** BEGIN Source data **
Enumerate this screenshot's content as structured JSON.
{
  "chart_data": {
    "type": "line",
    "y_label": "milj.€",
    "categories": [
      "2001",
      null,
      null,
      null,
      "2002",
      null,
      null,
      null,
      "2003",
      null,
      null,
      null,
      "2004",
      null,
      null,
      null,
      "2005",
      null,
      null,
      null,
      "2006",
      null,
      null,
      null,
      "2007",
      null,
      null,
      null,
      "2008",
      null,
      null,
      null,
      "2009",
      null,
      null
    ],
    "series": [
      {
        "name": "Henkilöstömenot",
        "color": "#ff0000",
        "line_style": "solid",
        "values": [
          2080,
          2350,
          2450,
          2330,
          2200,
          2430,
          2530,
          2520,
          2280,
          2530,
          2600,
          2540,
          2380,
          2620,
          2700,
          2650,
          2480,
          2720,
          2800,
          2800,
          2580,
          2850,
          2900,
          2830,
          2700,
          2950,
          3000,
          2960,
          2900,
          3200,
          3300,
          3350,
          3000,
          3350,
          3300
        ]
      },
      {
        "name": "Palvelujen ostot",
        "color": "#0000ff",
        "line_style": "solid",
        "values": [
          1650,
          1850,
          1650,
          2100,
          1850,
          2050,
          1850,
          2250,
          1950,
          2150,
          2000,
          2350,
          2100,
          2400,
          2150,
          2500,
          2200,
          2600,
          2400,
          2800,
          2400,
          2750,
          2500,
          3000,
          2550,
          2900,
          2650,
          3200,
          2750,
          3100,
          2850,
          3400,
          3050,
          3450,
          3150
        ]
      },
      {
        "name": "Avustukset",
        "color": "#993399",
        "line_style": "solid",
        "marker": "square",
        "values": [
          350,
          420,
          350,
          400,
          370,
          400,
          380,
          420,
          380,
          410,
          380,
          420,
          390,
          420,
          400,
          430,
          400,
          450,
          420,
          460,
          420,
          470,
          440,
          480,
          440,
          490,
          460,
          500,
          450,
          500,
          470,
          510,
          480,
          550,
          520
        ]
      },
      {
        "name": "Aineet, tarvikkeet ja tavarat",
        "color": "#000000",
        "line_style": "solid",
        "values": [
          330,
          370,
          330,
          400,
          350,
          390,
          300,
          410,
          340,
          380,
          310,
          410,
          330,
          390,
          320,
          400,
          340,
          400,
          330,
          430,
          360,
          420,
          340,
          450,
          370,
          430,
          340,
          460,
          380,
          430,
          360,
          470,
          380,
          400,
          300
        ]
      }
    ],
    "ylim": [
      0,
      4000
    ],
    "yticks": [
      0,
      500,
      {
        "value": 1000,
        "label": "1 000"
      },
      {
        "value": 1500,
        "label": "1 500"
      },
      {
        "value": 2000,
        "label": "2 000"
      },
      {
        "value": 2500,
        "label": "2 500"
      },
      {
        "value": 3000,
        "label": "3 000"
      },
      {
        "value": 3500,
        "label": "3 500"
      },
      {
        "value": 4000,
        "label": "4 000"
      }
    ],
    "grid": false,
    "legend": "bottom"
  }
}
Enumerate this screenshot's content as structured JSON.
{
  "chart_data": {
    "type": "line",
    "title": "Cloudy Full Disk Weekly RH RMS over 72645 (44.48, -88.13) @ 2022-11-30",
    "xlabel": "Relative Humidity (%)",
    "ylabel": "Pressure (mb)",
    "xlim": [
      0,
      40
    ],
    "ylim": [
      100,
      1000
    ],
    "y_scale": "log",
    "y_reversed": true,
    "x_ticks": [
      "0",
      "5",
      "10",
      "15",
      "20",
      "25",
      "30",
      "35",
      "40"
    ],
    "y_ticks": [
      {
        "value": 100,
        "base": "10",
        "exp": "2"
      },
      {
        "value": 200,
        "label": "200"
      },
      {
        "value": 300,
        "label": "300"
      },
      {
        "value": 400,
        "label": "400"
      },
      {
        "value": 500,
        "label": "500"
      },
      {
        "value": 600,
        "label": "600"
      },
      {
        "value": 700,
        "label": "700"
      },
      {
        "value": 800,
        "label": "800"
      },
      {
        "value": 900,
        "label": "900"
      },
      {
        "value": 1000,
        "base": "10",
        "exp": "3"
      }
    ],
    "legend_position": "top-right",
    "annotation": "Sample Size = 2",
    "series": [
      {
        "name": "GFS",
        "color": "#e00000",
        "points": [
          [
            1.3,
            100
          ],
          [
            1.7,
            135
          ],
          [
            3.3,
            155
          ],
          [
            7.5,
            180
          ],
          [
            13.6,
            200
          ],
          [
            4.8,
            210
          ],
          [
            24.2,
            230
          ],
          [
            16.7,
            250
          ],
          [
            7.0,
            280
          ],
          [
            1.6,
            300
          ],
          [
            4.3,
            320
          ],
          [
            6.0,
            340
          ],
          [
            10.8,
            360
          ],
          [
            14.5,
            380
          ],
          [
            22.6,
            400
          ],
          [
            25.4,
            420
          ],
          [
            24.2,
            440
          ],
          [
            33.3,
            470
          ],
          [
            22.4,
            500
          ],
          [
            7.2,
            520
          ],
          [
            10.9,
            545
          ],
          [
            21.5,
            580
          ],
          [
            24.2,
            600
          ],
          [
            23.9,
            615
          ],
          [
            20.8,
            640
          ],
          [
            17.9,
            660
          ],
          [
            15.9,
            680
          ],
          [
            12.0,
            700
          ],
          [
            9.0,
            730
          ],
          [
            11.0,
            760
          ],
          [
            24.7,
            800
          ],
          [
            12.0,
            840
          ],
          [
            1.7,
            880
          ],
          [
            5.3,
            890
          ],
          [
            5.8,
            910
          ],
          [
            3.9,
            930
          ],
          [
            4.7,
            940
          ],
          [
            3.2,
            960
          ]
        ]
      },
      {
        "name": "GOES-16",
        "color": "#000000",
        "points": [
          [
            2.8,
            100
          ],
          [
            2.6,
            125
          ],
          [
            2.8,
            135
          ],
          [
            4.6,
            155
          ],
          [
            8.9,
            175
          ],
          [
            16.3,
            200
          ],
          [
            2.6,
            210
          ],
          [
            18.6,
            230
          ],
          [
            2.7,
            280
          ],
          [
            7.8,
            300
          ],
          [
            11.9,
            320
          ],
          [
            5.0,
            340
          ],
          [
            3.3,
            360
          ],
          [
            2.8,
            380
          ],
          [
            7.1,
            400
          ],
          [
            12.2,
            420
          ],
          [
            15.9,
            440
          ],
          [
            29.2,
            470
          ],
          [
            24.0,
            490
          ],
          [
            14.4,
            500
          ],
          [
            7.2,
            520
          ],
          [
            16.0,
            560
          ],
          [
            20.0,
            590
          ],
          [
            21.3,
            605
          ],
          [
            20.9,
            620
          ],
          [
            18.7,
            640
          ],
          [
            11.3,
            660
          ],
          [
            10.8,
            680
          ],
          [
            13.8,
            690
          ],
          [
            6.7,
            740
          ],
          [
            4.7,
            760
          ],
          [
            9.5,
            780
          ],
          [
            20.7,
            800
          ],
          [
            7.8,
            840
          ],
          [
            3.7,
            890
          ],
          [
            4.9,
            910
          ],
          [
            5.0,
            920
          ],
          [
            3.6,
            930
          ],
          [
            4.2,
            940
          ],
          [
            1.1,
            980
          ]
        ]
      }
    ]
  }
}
** END Source data **
** BEGIN Source data **
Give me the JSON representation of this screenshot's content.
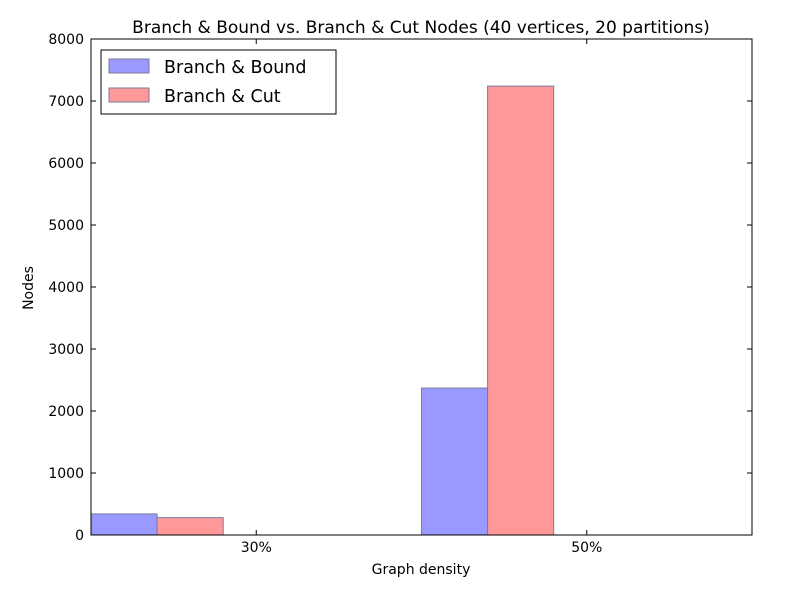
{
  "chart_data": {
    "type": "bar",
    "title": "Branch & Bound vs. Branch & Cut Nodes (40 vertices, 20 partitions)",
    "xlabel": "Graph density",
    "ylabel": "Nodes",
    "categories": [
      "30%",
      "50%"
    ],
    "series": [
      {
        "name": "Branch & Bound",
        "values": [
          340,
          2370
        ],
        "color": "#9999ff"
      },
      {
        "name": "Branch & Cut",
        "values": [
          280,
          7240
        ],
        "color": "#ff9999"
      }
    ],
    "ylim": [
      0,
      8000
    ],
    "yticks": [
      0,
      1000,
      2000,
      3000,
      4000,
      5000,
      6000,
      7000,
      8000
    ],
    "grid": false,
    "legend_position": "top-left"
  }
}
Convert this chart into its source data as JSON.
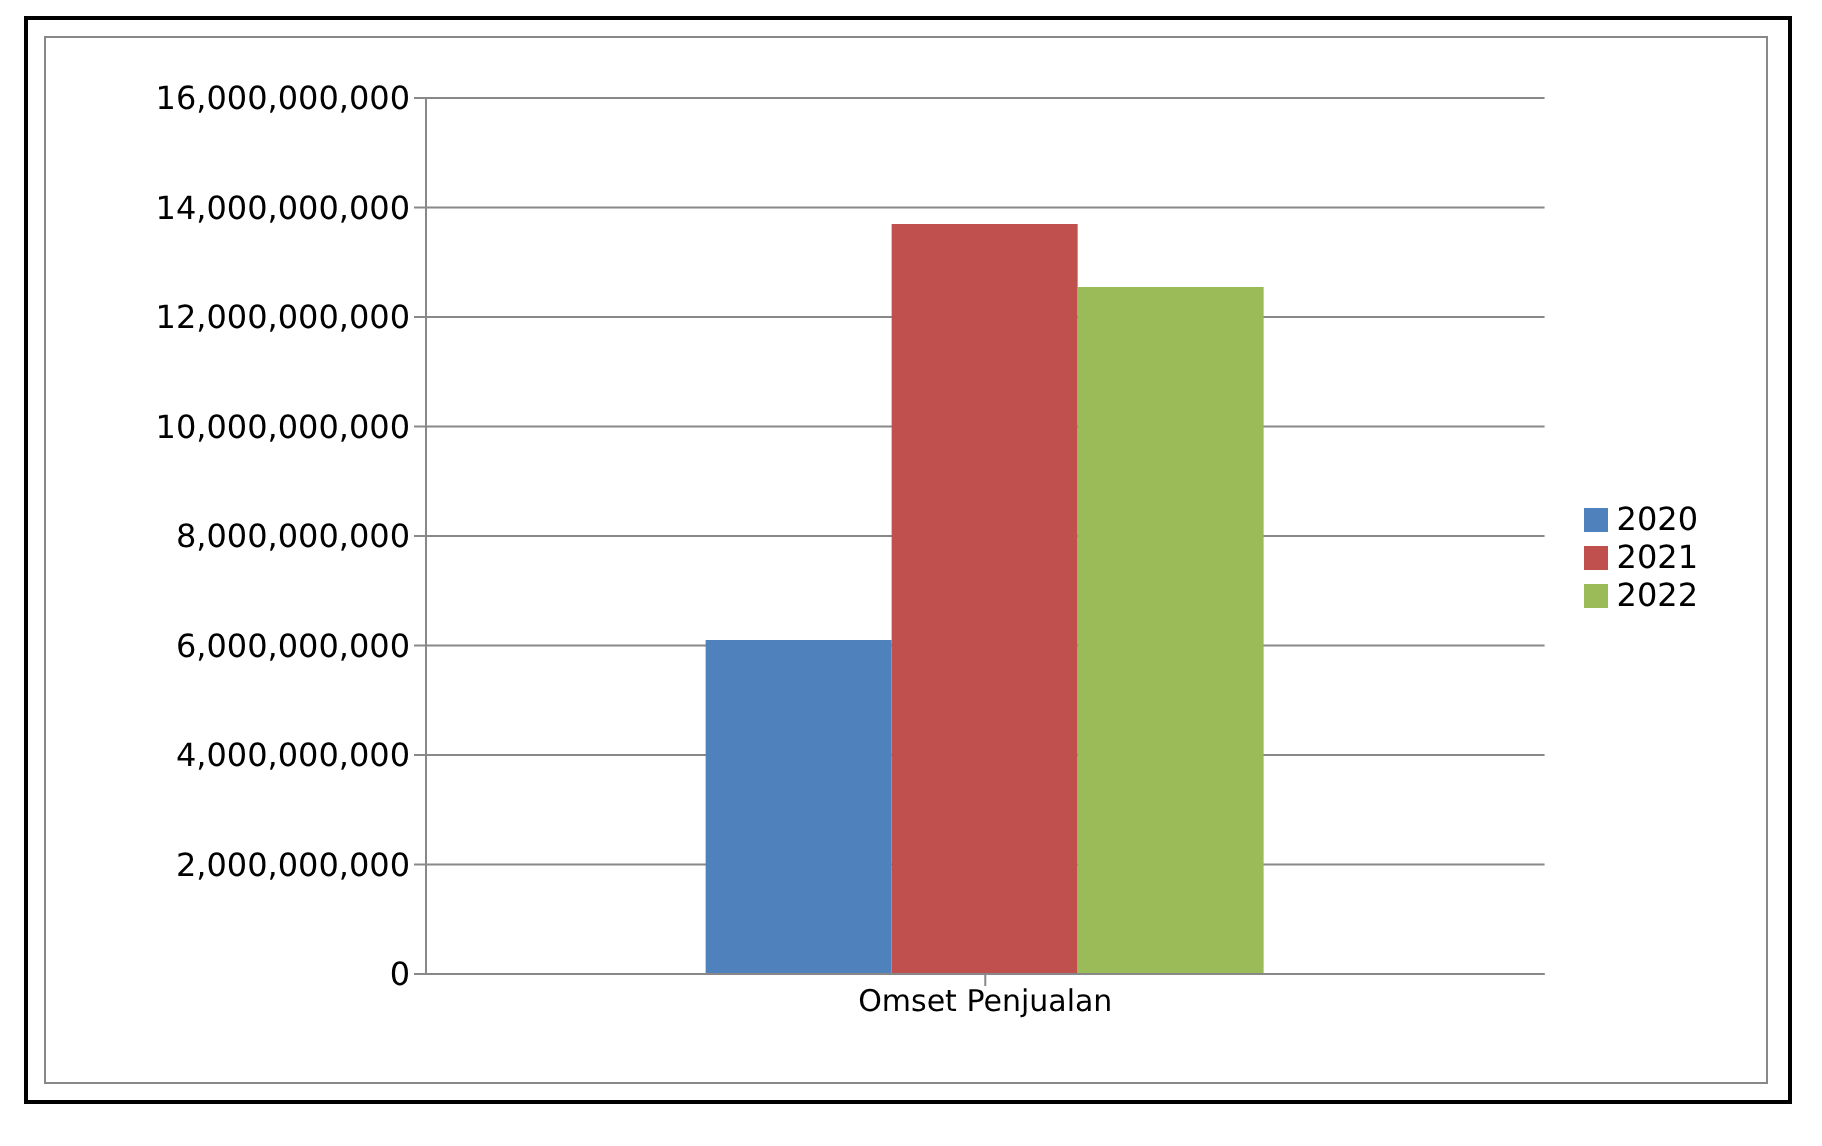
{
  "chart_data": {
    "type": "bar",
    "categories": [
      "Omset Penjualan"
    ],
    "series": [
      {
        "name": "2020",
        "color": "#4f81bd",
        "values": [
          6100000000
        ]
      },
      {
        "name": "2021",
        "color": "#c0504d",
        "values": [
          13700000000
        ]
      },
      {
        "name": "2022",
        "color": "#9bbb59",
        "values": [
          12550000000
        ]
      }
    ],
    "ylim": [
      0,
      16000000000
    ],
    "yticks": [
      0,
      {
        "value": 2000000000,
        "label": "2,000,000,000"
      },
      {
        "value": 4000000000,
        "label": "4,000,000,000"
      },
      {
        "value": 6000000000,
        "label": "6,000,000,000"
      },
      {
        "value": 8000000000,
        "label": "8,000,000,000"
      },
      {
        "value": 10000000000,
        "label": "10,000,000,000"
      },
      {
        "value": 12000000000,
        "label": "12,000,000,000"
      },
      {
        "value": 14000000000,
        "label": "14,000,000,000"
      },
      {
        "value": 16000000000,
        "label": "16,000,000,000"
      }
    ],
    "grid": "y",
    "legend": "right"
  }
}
** END Source data **
** BEGIN Source data **
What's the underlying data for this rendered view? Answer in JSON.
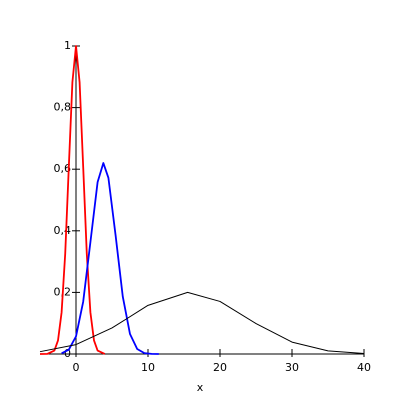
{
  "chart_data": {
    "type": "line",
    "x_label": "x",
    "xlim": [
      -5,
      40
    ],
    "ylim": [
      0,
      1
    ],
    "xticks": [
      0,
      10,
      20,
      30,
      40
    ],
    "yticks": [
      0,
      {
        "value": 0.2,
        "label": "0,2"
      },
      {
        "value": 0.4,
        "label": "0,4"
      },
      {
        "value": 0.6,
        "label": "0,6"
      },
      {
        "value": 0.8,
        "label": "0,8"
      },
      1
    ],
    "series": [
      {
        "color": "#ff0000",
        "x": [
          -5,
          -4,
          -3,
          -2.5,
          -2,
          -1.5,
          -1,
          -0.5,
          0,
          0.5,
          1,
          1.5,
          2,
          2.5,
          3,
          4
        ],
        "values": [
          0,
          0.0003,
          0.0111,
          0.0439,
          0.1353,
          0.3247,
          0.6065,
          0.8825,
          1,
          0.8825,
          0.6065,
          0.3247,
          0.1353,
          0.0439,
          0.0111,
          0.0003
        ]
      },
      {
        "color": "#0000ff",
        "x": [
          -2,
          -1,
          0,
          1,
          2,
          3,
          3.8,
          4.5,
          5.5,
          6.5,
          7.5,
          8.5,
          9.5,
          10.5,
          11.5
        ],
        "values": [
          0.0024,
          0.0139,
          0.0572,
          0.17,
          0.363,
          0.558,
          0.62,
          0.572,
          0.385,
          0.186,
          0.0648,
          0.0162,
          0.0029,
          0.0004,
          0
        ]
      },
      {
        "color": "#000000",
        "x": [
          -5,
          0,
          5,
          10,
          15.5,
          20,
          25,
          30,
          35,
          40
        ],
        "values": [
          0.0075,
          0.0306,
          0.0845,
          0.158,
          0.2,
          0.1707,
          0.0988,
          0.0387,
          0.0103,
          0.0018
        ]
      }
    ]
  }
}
** END Source data **
Objective
Single out each line of the records above with the string "name" in it, and copy it.

Written response
        "name": "Henkilöstömenot",
        "name": "Palvelujen ostot",
        "name": "Avustukset",
        "name": "Aineet, tarvikkeet ja tavarat",
        "name": "GFS",
        "name": "GOES-16",
        "name": "Branch & Bound",
        "name": "Branch & Cut",
        "name": "2020",
        "name": "2021",
        "name": "2022",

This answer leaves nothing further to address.